• **Task goal**:
Please transcribe the records precisely; pictures stay out of your copy.

• **Records shown**:
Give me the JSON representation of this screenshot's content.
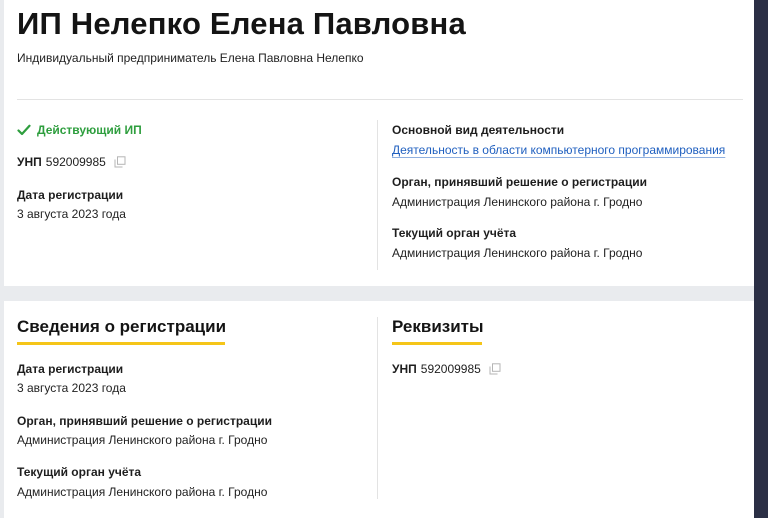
{
  "header": {
    "title": "ИП Нелепко Елена Павловна",
    "subtitle": "Индивидуальный предприниматель Елена Павловна Нелепко"
  },
  "status": {
    "label": "Действующий ИП",
    "color": "#2e9e3e",
    "icon": "checkmark-icon"
  },
  "summary": {
    "unp_label": "УНП",
    "unp_value": "592009985",
    "reg_date_label": "Дата регистрации",
    "reg_date_value": "3 августа 2023 года",
    "activity_label": "Основной вид деятельности",
    "activity_value": "Деятельность в области компьютерного программирования",
    "authority_label": "Орган, принявший решение о регистрации",
    "authority_value": "Администрация Ленинского района г. Гродно",
    "tax_label": "Текущий орган учёта",
    "tax_value": "Администрация Ленинского района г. Гродно"
  },
  "registration": {
    "title": "Сведения о регистрации",
    "reg_date_label": "Дата регистрации",
    "reg_date_value": "3 августа 2023 года",
    "authority_label": "Орган, принявший решение о регистрации",
    "authority_value": "Администрация Ленинского района г. Гродно",
    "tax_label": "Текущий орган учёта",
    "tax_value": "Администрация Ленинского района г. Гродно"
  },
  "requisites": {
    "title": "Реквизиты",
    "unp_label": "УНП",
    "unp_value": "592009985"
  },
  "colors": {
    "accent_underline": "#f5c518",
    "link": "#1f5fbf",
    "status": "#2e9e3e"
  }
}
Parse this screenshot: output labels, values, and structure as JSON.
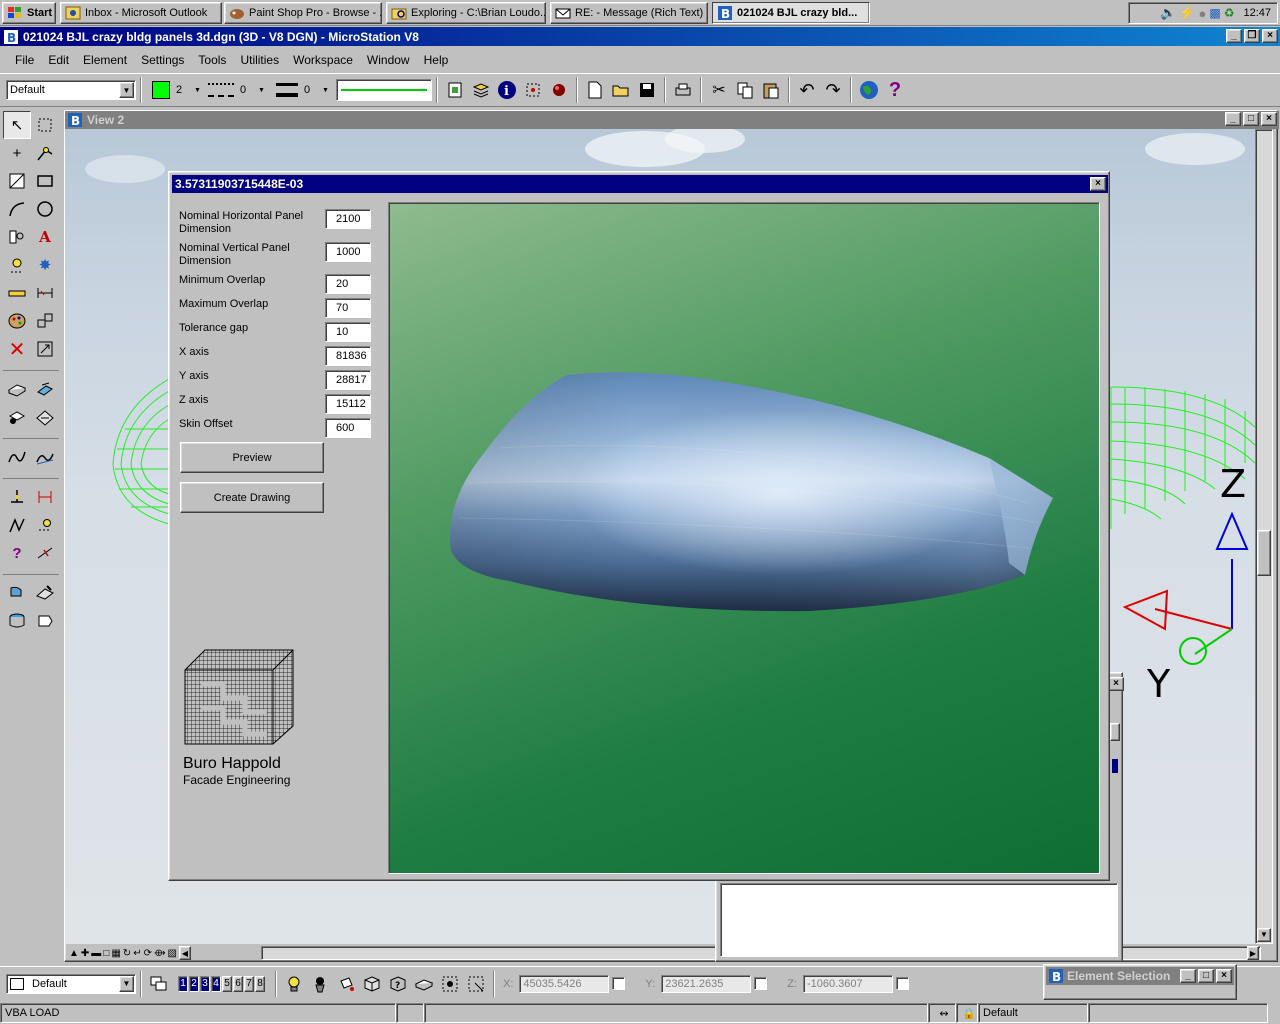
{
  "taskbar": {
    "start_label": "Start",
    "buttons": [
      {
        "label": "Inbox - Microsoft Outlook"
      },
      {
        "label": "Paint Shop Pro - Browse - ..."
      },
      {
        "label": "Exploring - C:\\Brian Loudo..."
      },
      {
        "label": "RE:  - Message (Rich Text)"
      },
      {
        "label": "021024 BJL crazy bld..."
      }
    ],
    "clock": "12:47"
  },
  "app": {
    "title": "021024 BJL crazy bldg panels 3d.dgn (3D - V8 DGN) - MicroStation V8",
    "menus": [
      {
        "label": "File"
      },
      {
        "label": "Edit"
      },
      {
        "label": "Element"
      },
      {
        "label": "Settings"
      },
      {
        "label": "Tools"
      },
      {
        "label": "Utilities"
      },
      {
        "label": "Workspace"
      },
      {
        "label": "Window"
      },
      {
        "label": "Help"
      }
    ]
  },
  "toolbar": {
    "level_combo": "Default",
    "color_swatch": "#00ff00",
    "color_value": "2",
    "style_value": "0",
    "weight_value": "0",
    "line_color": "#00cc00"
  },
  "view": {
    "title": "View 2",
    "axis_z": "Z",
    "axis_y": "Y"
  },
  "dialog": {
    "title": "3.57311903715448E-03",
    "fields": [
      {
        "label": "Nominal Horizontal Panel Dimension",
        "value": "2100"
      },
      {
        "label": "Nominal Vertical Panel Dimension",
        "value": "1000"
      },
      {
        "label": "Minimum Overlap",
        "value": "20"
      },
      {
        "label": "Maximum Overlap",
        "value": "70"
      },
      {
        "label": "Tolerance gap",
        "value": "10"
      },
      {
        "label": "X axis",
        "value": "81836"
      },
      {
        "label": "Y axis",
        "value": "28817"
      },
      {
        "label": "Z axis",
        "value": "15112"
      },
      {
        "label": "Skin Offset",
        "value": "600"
      }
    ],
    "preview_button": "Preview",
    "create_button": "Create Drawing",
    "logo_line1": "Buro Happold",
    "logo_line2": "Facade Engineering"
  },
  "bottom": {
    "level_combo": "Default",
    "views": [
      "1",
      "2",
      "3",
      "4",
      "5",
      "6",
      "7",
      "8"
    ],
    "x_label": "X:",
    "x_value": "45035.5426",
    "y_label": "Y:",
    "y_value": "23621.2635",
    "z_label": "Z:",
    "z_value": "-1060.3607",
    "element_selection_title": "Element Selection"
  },
  "status": {
    "message": "VBA LOAD",
    "level": "Default"
  }
}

• **Final result**:
Give me the JSON representation of this screenshot's content.
{
  "header": {
    "title": "ИП Нелепко Елена Павловна",
    "subtitle": "Индивидуальный предприниматель Елена Павловна Нелепко"
  },
  "status": {
    "label": "Действующий ИП",
    "color": "#2e9e3e",
    "icon": "checkmark-icon"
  },
  "summary": {
    "unp_label": "УНП",
    "unp_value": "592009985",
    "reg_date_label": "Дата регистрации",
    "reg_date_value": "3 августа 2023 года",
    "activity_label": "Основной вид деятельности",
    "activity_value": "Деятельность в области компьютерного программирования",
    "authority_label": "Орган, принявший решение о регистрации",
    "authority_value": "Администрация Ленинского района г. Гродно",
    "tax_label": "Текущий орган учёта",
    "tax_value": "Администрация Ленинского района г. Гродно"
  },
  "registration": {
    "title": "Сведения о регистрации",
    "reg_date_label": "Дата регистрации",
    "reg_date_value": "3 августа 2023 года",
    "authority_label": "Орган, принявший решение о регистрации",
    "authority_value": "Администрация Ленинского района г. Гродно",
    "tax_label": "Текущий орган учёта",
    "tax_value": "Администрация Ленинского района г. Гродно"
  },
  "requisites": {
    "title": "Реквизиты",
    "unp_label": "УНП",
    "unp_value": "592009985"
  },
  "colors": {
    "accent_underline": "#f5c518",
    "link": "#1f5fbf",
    "status": "#2e9e3e"
  }
}
Parse this screenshot: output labels, values, and structure as JSON.
{
  "taskbar": {
    "start_label": "Start",
    "buttons": [
      {
        "label": "Inbox - Microsoft Outlook"
      },
      {
        "label": "Paint Shop Pro - Browse - ..."
      },
      {
        "label": "Exploring - C:\\Brian Loudo..."
      },
      {
        "label": "RE:  - Message (Rich Text)"
      },
      {
        "label": "021024 BJL crazy bld..."
      }
    ],
    "clock": "12:47"
  },
  "app": {
    "title": "021024 BJL crazy bldg panels 3d.dgn (3D - V8 DGN) - MicroStation V8",
    "menus": [
      {
        "label": "File"
      },
      {
        "label": "Edit"
      },
      {
        "label": "Element"
      },
      {
        "label": "Settings"
      },
      {
        "label": "Tools"
      },
      {
        "label": "Utilities"
      },
      {
        "label": "Workspace"
      },
      {
        "label": "Window"
      },
      {
        "label": "Help"
      }
    ]
  },
  "toolbar": {
    "level_combo": "Default",
    "color_swatch": "#00ff00",
    "color_value": "2",
    "style_value": "0",
    "weight_value": "0",
    "line_color": "#00cc00"
  },
  "view": {
    "title": "View 2",
    "axis_z": "Z",
    "axis_y": "Y"
  },
  "dialog": {
    "title": "3.57311903715448E-03",
    "fields": [
      {
        "label": "Nominal Horizontal Panel Dimension",
        "value": "2100"
      },
      {
        "label": "Nominal Vertical Panel Dimension",
        "value": "1000"
      },
      {
        "label": "Minimum Overlap",
        "value": "20"
      },
      {
        "label": "Maximum Overlap",
        "value": "70"
      },
      {
        "label": "Tolerance gap",
        "value": "10"
      },
      {
        "label": "X axis",
        "value": "81836"
      },
      {
        "label": "Y axis",
        "value": "28817"
      },
      {
        "label": "Z axis",
        "value": "15112"
      },
      {
        "label": "Skin Offset",
        "value": "600"
      }
    ],
    "preview_button": "Preview",
    "create_button": "Create Drawing",
    "logo_line1": "Buro Happold",
    "logo_line2": "Facade Engineering"
  },
  "bottom": {
    "level_combo": "Default",
    "views": [
      "1",
      "2",
      "3",
      "4",
      "5",
      "6",
      "7",
      "8"
    ],
    "x_label": "X:",
    "x_value": "45035.5426",
    "y_label": "Y:",
    "y_value": "23621.2635",
    "z_label": "Z:",
    "z_value": "-1060.3607",
    "element_selection_title": "Element Selection"
  },
  "status": {
    "message": "VBA LOAD",
    "level": "Default"
  }
}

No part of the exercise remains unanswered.